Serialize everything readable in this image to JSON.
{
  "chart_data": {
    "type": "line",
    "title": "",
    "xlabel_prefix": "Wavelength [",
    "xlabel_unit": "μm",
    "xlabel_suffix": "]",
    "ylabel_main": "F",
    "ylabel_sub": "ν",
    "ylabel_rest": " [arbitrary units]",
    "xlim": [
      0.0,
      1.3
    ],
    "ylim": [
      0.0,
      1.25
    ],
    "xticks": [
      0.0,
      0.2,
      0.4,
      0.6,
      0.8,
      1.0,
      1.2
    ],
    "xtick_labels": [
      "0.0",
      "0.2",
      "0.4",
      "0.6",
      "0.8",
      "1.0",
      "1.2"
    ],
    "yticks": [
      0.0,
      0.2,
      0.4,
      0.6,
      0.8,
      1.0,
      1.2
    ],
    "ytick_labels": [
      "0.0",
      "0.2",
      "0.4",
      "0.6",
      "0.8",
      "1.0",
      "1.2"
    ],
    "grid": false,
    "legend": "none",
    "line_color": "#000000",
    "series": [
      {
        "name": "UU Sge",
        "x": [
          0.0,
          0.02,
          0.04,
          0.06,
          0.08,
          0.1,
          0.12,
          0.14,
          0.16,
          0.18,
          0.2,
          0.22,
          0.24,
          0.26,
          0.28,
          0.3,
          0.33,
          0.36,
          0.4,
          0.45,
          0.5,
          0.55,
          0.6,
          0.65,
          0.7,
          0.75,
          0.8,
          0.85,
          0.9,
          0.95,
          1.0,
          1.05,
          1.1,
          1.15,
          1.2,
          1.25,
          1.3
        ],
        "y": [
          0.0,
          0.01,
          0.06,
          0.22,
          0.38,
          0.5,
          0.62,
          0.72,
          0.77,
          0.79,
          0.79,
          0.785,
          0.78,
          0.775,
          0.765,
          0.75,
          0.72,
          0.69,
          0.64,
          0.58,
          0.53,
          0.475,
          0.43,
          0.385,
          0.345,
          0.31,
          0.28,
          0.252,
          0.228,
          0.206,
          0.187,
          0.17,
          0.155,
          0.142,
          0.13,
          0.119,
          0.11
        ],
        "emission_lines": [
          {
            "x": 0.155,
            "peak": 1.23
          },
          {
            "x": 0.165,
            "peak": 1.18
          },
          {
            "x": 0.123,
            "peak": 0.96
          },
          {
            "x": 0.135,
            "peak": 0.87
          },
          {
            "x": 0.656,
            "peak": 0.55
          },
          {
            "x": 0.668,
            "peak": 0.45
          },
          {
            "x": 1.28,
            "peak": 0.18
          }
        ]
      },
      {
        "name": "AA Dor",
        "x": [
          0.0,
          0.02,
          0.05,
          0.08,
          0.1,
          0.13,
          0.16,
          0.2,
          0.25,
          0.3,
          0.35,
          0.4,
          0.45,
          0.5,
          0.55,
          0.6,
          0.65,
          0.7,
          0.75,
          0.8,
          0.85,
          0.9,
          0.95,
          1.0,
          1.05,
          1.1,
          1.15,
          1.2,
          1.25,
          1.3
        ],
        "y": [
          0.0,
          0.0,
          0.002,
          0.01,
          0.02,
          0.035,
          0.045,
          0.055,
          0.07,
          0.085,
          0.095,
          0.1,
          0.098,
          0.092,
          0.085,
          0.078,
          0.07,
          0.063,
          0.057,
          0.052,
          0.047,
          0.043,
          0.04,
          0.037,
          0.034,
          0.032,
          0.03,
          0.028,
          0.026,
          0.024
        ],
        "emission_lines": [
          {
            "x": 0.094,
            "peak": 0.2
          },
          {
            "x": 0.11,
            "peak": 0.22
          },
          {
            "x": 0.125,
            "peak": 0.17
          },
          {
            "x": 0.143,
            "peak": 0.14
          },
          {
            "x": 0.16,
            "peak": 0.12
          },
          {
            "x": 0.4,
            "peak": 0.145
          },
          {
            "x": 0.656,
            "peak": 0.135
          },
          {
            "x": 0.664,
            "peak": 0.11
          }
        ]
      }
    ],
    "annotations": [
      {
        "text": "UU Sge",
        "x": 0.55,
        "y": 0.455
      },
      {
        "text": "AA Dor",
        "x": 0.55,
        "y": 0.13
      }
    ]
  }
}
- - -
## STATED PROBLEM
Repeat the records above exactly as they appear.

## EXERCISE ANSWER
Serialize everything readable in this image to JSON.
{
  "chart_data": {
    "type": "line",
    "title": "",
    "xlabel_prefix": "Wavelength [",
    "xlabel_unit": "μm",
    "xlabel_suffix": "]",
    "ylabel_main": "F",
    "ylabel_sub": "ν",
    "ylabel_rest": " [arbitrary units]",
    "xlim": [
      0.0,
      1.3
    ],
    "ylim": [
      0.0,
      1.25
    ],
    "xticks": [
      0.0,
      0.2,
      0.4,
      0.6,
      0.8,
      1.0,
      1.2
    ],
    "xtick_labels": [
      "0.0",
      "0.2",
      "0.4",
      "0.6",
      "0.8",
      "1.0",
      "1.2"
    ],
    "yticks": [
      0.0,
      0.2,
      0.4,
      0.6,
      0.8,
      1.0,
      1.2
    ],
    "ytick_labels": [
      "0.0",
      "0.2",
      "0.4",
      "0.6",
      "0.8",
      "1.0",
      "1.2"
    ],
    "grid": false,
    "legend": "none",
    "line_color": "#000000",
    "series": [
      {
        "name": "UU Sge",
        "x": [
          0.0,
          0.02,
          0.04,
          0.06,
          0.08,
          0.1,
          0.12,
          0.14,
          0.16,
          0.18,
          0.2,
          0.22,
          0.24,
          0.26,
          0.28,
          0.3,
          0.33,
          0.36,
          0.4,
          0.45,
          0.5,
          0.55,
          0.6,
          0.65,
          0.7,
          0.75,
          0.8,
          0.85,
          0.9,
          0.95,
          1.0,
          1.05,
          1.1,
          1.15,
          1.2,
          1.25,
          1.3
        ],
        "y": [
          0.0,
          0.01,
          0.06,
          0.22,
          0.38,
          0.5,
          0.62,
          0.72,
          0.77,
          0.79,
          0.79,
          0.785,
          0.78,
          0.775,
          0.765,
          0.75,
          0.72,
          0.69,
          0.64,
          0.58,
          0.53,
          0.475,
          0.43,
          0.385,
          0.345,
          0.31,
          0.28,
          0.252,
          0.228,
          0.206,
          0.187,
          0.17,
          0.155,
          0.142,
          0.13,
          0.119,
          0.11
        ],
        "emission_lines": [
          {
            "x": 0.155,
            "peak": 1.23
          },
          {
            "x": 0.165,
            "peak": 1.18
          },
          {
            "x": 0.123,
            "peak": 0.96
          },
          {
            "x": 0.135,
            "peak": 0.87
          },
          {
            "x": 0.656,
            "peak": 0.55
          },
          {
            "x": 0.668,
            "peak": 0.45
          },
          {
            "x": 1.28,
            "peak": 0.18
          }
        ]
      },
      {
        "name": "AA Dor",
        "x": [
          0.0,
          0.02,
          0.05,
          0.08,
          0.1,
          0.13,
          0.16,
          0.2,
          0.25,
          0.3,
          0.35,
          0.4,
          0.45,
          0.5,
          0.55,
          0.6,
          0.65,
          0.7,
          0.75,
          0.8,
          0.85,
          0.9,
          0.95,
          1.0,
          1.05,
          1.1,
          1.15,
          1.2,
          1.25,
          1.3
        ],
        "y": [
          0.0,
          0.0,
          0.002,
          0.01,
          0.02,
          0.035,
          0.045,
          0.055,
          0.07,
          0.085,
          0.095,
          0.1,
          0.098,
          0.092,
          0.085,
          0.078,
          0.07,
          0.063,
          0.057,
          0.052,
          0.047,
          0.043,
          0.04,
          0.037,
          0.034,
          0.032,
          0.03,
          0.028,
          0.026,
          0.024
        ],
        "emission_lines": [
          {
            "x": 0.094,
            "peak": 0.2
          },
          {
            "x": 0.11,
            "peak": 0.22
          },
          {
            "x": 0.125,
            "peak": 0.17
          },
          {
            "x": 0.143,
            "peak": 0.14
          },
          {
            "x": 0.16,
            "peak": 0.12
          },
          {
            "x": 0.4,
            "peak": 0.145
          },
          {
            "x": 0.656,
            "peak": 0.135
          },
          {
            "x": 0.664,
            "peak": 0.11
          }
        ]
      }
    ],
    "annotations": [
      {
        "text": "UU Sge",
        "x": 0.55,
        "y": 0.455
      },
      {
        "text": "AA Dor",
        "x": 0.55,
        "y": 0.13
      }
    ]
  }
}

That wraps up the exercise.